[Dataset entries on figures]
= = = =

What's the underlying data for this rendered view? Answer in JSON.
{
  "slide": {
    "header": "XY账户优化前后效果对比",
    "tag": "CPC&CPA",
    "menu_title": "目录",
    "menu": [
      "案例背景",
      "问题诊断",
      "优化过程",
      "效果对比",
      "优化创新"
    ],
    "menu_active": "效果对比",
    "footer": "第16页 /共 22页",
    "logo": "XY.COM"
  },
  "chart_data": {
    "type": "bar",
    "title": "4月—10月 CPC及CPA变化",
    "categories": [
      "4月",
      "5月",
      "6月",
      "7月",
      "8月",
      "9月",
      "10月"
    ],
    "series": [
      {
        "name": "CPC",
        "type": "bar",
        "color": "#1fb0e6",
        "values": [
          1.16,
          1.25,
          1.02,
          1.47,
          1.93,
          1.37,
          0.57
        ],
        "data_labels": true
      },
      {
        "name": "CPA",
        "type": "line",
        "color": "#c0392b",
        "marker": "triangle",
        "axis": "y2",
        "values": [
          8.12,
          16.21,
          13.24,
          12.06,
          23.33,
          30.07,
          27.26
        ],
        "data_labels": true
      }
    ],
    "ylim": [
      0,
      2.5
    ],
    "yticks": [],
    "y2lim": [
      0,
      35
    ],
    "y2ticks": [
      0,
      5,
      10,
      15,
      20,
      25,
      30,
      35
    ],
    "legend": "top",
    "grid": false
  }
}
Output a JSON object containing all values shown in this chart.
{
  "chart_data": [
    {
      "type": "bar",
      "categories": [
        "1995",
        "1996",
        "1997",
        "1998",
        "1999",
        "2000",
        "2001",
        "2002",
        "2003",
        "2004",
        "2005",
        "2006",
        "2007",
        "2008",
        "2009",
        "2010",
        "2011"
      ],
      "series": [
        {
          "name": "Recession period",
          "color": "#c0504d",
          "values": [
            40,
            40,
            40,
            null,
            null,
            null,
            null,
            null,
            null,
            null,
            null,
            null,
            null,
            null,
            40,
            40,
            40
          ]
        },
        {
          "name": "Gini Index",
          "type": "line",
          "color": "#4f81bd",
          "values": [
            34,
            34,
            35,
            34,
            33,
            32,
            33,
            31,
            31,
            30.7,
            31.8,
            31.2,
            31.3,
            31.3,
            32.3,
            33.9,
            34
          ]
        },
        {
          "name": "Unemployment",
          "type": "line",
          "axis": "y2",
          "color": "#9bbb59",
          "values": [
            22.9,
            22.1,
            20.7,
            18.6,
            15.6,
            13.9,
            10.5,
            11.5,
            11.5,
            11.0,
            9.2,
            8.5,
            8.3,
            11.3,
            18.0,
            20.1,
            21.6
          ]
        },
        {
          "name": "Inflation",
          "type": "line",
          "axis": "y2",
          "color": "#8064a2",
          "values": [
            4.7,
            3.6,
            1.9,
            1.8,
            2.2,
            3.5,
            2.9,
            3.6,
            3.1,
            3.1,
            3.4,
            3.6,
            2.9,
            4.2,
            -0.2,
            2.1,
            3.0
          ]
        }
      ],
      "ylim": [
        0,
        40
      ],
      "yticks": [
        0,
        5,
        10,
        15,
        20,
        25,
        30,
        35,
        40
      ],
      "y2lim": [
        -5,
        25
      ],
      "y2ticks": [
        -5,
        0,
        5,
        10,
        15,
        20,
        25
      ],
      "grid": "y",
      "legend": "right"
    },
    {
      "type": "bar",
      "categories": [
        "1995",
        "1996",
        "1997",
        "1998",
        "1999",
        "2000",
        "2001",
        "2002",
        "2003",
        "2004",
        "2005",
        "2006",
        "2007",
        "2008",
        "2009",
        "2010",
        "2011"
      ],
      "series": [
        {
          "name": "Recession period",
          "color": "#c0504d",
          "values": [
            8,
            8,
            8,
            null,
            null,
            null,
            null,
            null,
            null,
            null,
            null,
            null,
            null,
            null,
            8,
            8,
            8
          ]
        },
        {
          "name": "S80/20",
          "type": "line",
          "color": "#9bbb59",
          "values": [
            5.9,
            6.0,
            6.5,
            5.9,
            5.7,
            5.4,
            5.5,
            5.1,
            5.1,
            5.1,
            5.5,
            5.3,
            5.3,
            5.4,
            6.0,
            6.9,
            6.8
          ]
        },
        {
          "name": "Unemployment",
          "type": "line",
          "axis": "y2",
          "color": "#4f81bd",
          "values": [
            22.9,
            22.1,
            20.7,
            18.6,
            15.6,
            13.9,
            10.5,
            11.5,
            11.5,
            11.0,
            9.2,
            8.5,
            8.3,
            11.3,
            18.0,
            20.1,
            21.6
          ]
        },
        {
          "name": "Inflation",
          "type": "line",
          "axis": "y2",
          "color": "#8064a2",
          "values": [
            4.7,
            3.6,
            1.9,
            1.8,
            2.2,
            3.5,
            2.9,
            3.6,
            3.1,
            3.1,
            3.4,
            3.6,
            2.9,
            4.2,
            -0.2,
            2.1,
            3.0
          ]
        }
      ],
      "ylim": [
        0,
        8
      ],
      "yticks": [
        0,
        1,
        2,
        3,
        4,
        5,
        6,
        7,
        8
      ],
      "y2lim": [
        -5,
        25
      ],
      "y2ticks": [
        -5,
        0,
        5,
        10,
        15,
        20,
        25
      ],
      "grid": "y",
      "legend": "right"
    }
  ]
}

= = = =

Task goal: Identify every line holding the word "JSON" and copy it out.

Expected answer:
What's the underlying data for this rendered view? Answer in JSON.
Output a JSON object containing all values shown in this chart.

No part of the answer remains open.